- [Requirements]
Select the lines that hold the word "vnquam" and copy each one.

Stored items from a collection:
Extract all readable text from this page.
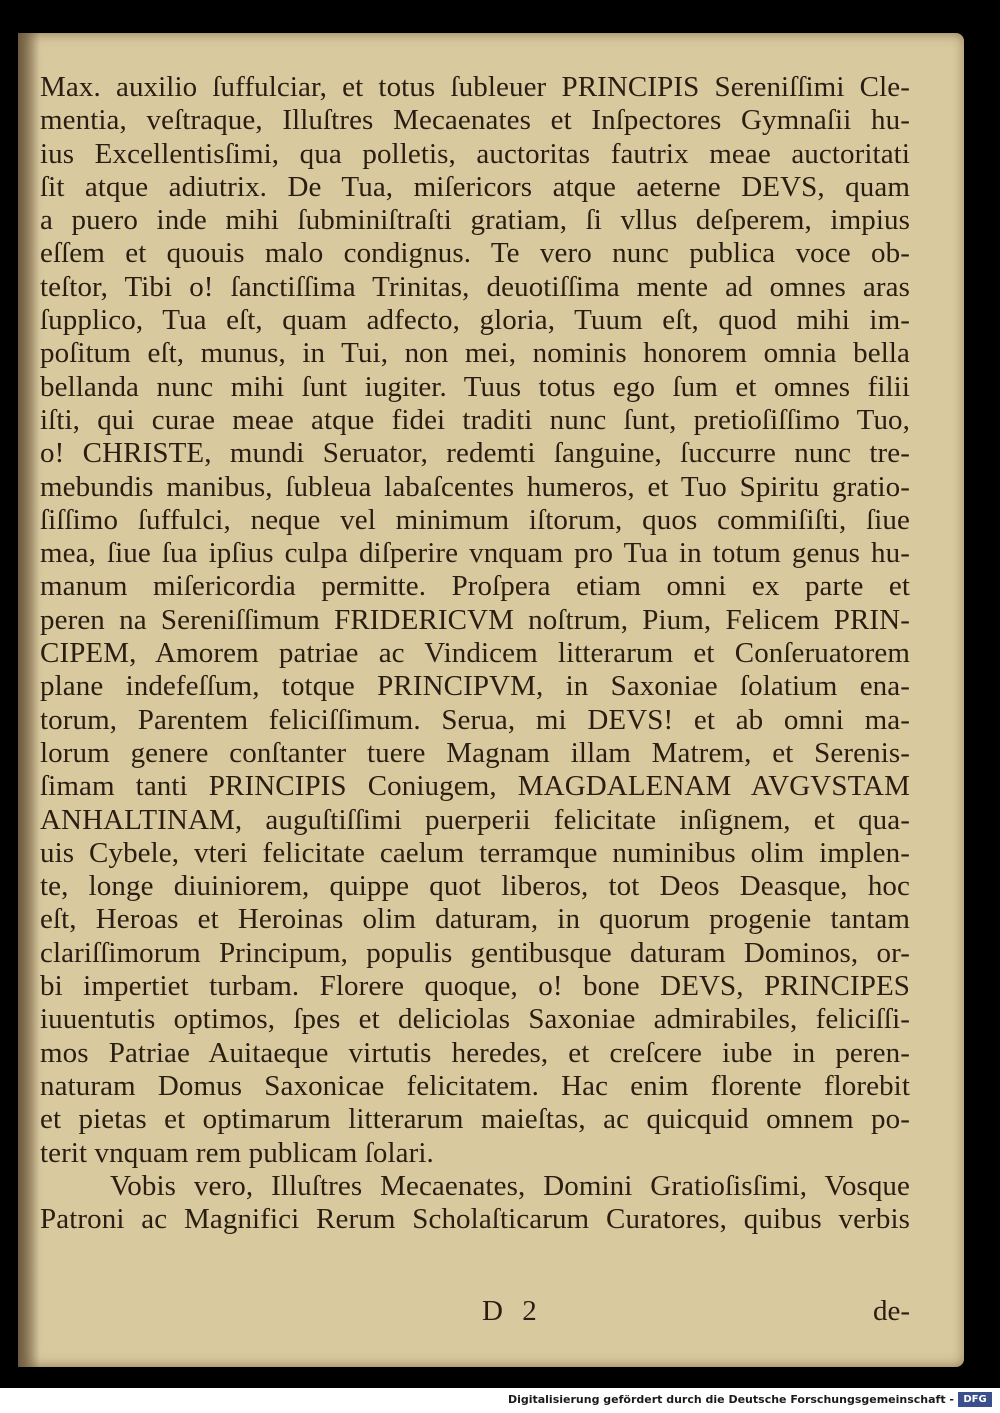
Max. auxilio ſuffulciar, et totus ſubleuer PRINCIPIS Sereniſſimi Cle-
mentia, veſtraque, Illuſtres Mecaenates et Inſpectores Gymnaſii hu-
ius Excellentisſimi, qua polletis, auctoritas fautrix meae auctoritati
ſit atque adiutrix. De Tua, miſericors atque aeterne DEVS, quam
a puero inde mihi ſubminiſtraſti gratiam, ſi vllus deſperem, impius
eſſem et quouis malo condignus. Te vero nunc publica voce ob-
teſtor, Tibi o! ſanctiſſima Trinitas, deuotiſſima mente ad omnes aras
ſupplico, Tua eſt, quam adfecto, gloria, Tuum eſt, quod mihi im-
poſitum eſt, munus, in Tui, non mei, nominis honorem omnia bella
bellanda nunc mihi ſunt iugiter. Tuus totus ego ſum et omnes filii
iſti, qui curae meae atque fidei traditi nunc ſunt, pretioſiſſimo Tuo,
o! CHRISTE, mundi Seruator, redemti ſanguine, ſuccurre nunc tre-
mebundis manibus, ſubleua labaſcentes humeros, et Tuo Spiritu gratio-
ſiſſimo ſuffulci, neque vel minimum iſtorum, quos commiſiſti, ſiue
mea, ſiue ſua ipſius culpa diſperire vnquam pro Tua in totum genus hu-
manum miſericordia permitte. Proſpera etiam omni ex parte et
peren na Sereniſſimum FRIDERICVM noſtrum, Pium, Felicem PRIN-
CIPEM, Amorem patriae ac Vindicem litterarum et Conſeruatorem
plane indefeſſum, totque PRINCIPVM, in Saxoniae ſolatium ena-
torum, Parentem feliciſſimum. Serua, mi DEVS! et ab omni ma-
lorum genere conſtanter tuere Magnam illam Matrem, et Serenis-
ſimam tanti PRINCIPIS Coniugem, MAGDALENAM AVGVSTAM
ANHALTINAM, auguſtiſſimi puerperii felicitate inſignem, et qua-
uis Cybele, vteri felicitate caelum terramque numinibus olim implen-
te, longe diuiniorem, quippe quot liberos, tot Deos Deasque, hoc
eſt, Heroas et Heroinas olim daturam, in quorum progenie tantam
clariſſimorum Principum, populis gentibusque daturam Dominos, or-
bi impertiet turbam. Florere quoque, o! bone DEVS, PRINCIPES
iuuentutis optimos, ſpes et deliciolas Saxoniae admirabiles, feliciſſi-
mos Patriae Auitaeque virtutis heredes, et creſcere iube in peren-
naturam Domus Saxonicae felicitatem. Hac enim florente florebit
et pietas et optimarum litterarum maieſtas, ac quicquid omnem po-
terit vnquam rem publicam ſolari.
Vobis vero, Illuſtres Mecaenates, Domini Gratioſisſimi, Vosque
Patroni ac Magnifici Rerum Scholaſticarum Curatores, quibus verbis
D 2	de-
Digitalisierung gefördert durch die Deutsche Forschungsgemeinschaft - DFG
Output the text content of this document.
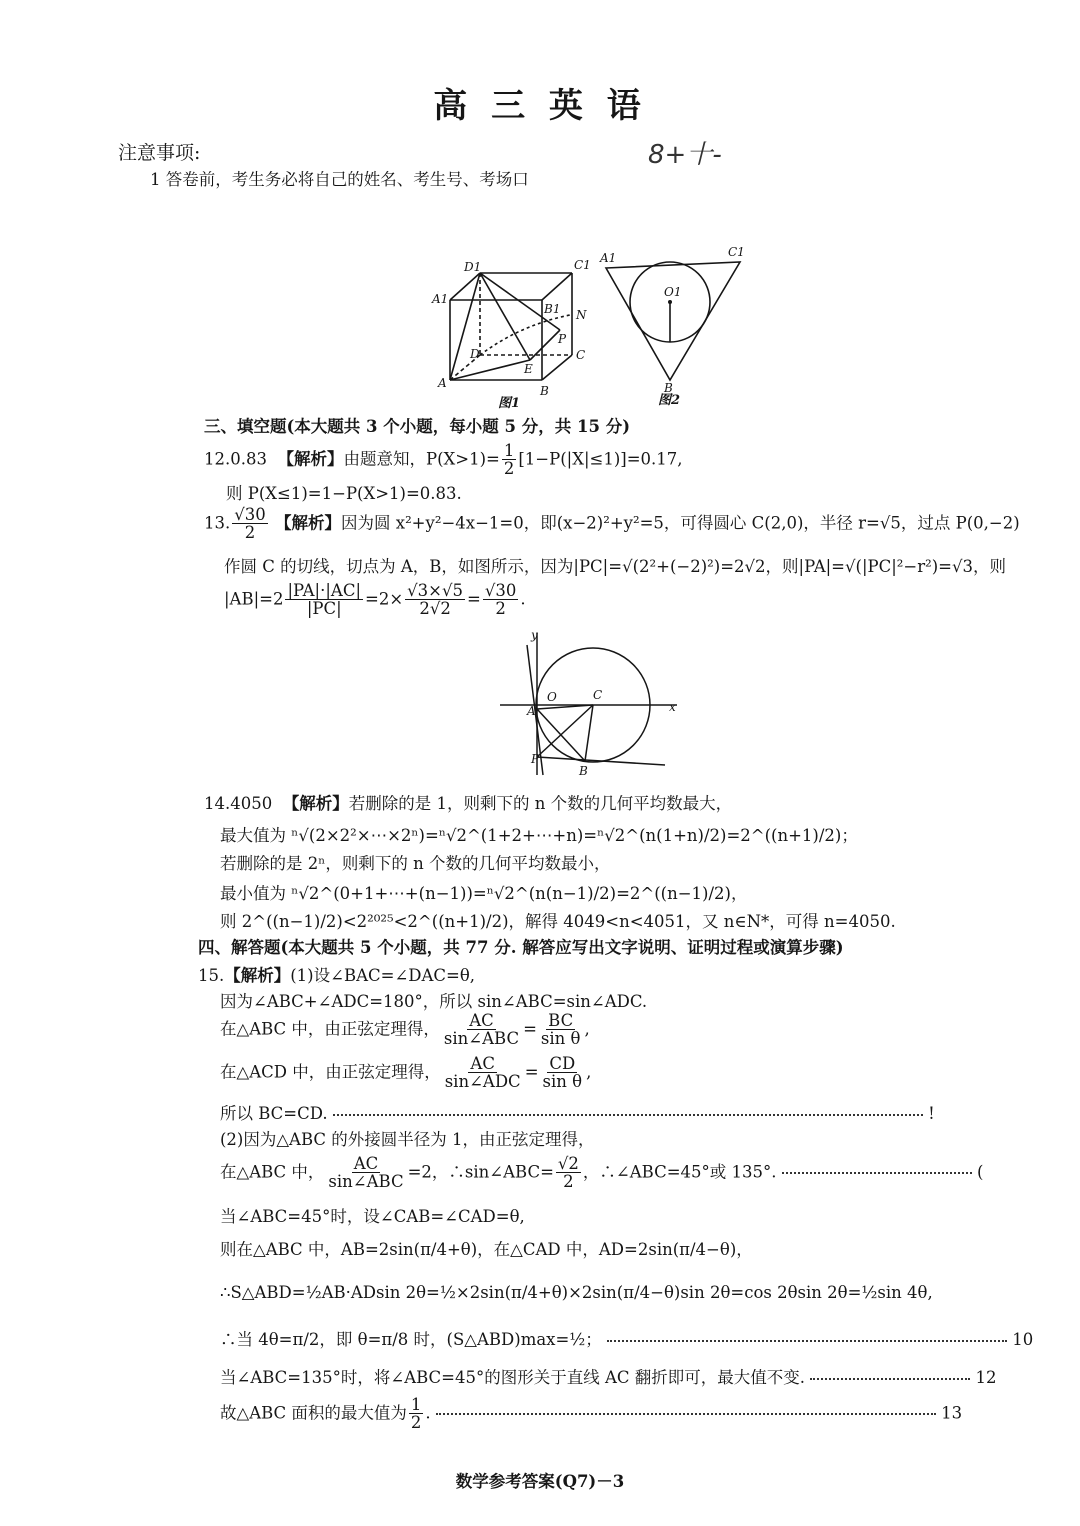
高 三 英 语
注意事项:	8+十-
1 答卷前，考生务必将自己的姓名、考生号、考场口
D1	C1
A1
B1 N
P
D	C
E
A
B
图1
A1	C1
O1
B
图2
三、填空题(本大题共 3 个小题，每小题 5 分，共 15 分)
12.0.83 【解析】由题意知，$P(X>1)= \frac{1}{2} [1-P(|X|\le 1)]=0.17$,
则 P(X≤1)=1−P(X>1)=0.83.
13. $\frac{√30}{2}$ 【解析】因为圆 x²+y²−4x−1=0，即(x−2)²+y²=5，可得圆心 C(2,0)，半径 r=√5，过点 P(0,−2)
作圆 C 的切线，切点为 A，B，如图所示，因为|PC|=√(2²+(−2)²)=2√2，则|PA|=√(|PC|²−r²)=√3，则
$|AB|=2 \frac{|PA|\cdot|AC|}{|PC|} =2\times \frac{√3\times√5}{2√2} = \frac{√30}{2}$ .
y
O	C
x
A
P
B
14.4050 【解析】若删除的是 1，则剩下的 n 个数的几何平均数最大，
最大值为 ⁿ√(2×2²×⋯×2ⁿ)=ⁿ√2^(1+2+⋯+n)=ⁿ√2^(n(1+n)/2)=2^((n+1)/2)；
若删除的是 2ⁿ，则剩下的 n 个数的几何平均数最小，
最小值为 ⁿ√2^(0+1+⋯+(n−1))=ⁿ√2^(n(n−1)/2)=2^((n−1)/2)，
则 2^((n−1)/2)<2²⁰²⁵<2^((n+1)/2)，解得 4049<n<4051，又 n∈N*，可得 n=4050.
四、解答题(本大题共 5 个小题，共 77 分. 解答应写出文字说明、证明过程或演算步骤)
15.【解析】(1)设∠BAC=∠DAC=θ,
因为∠ABC+∠ADC=180°，所以 sin∠ABC=sin∠ADC.
在△ABC 中，由正弦定理得， $\frac{AC}{\text{sin∠ABC}} = \frac{BC}{\text{sin θ}}$ ,
在△ACD 中，由正弦定理得， $\frac{AC}{\text{sin∠ADC}} = \frac{CD}{\text{sin θ}}$ ,
所以 BC=CD.	!
(2)因为△ABC 的外接圆半径为 1，由正弦定理得，
在△ABC 中， $\frac{AC}{\text{sin∠ABC}} =2$，∴sin∠ABC= $\frac{√2}{2}$ ，∴∠ABC=45°或 135°.	(
当∠ABC=45°时，设∠CAB=∠CAD=θ,
则在△ABC 中，AB=2sin(π/4+θ)，在△CAD 中，AD=2sin(π/4−θ)，
∴S△ABD=½AB·ADsin 2θ=½×2sin(π/4+θ)×2sin(π/4−θ)sin 2θ=cos 2θsin 2θ=½sin 4θ,
∴当 4θ=π/2，即 θ=π/8 时，(S△ABD)max=½；	10
当∠ABC=135°时，将∠ABC=45°的图形关于直线 AC 翻折即可，最大值不变.	12
故△ABC 面积的最大值为 $\frac{1}{2}$ .	13
数学参考答案(Q7)－3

- [Output]
mea, ſiue ſua ipſius culpa diſperire vnquam pro Tua in totum genus hu-
terit vnquam rem publicam ſolari.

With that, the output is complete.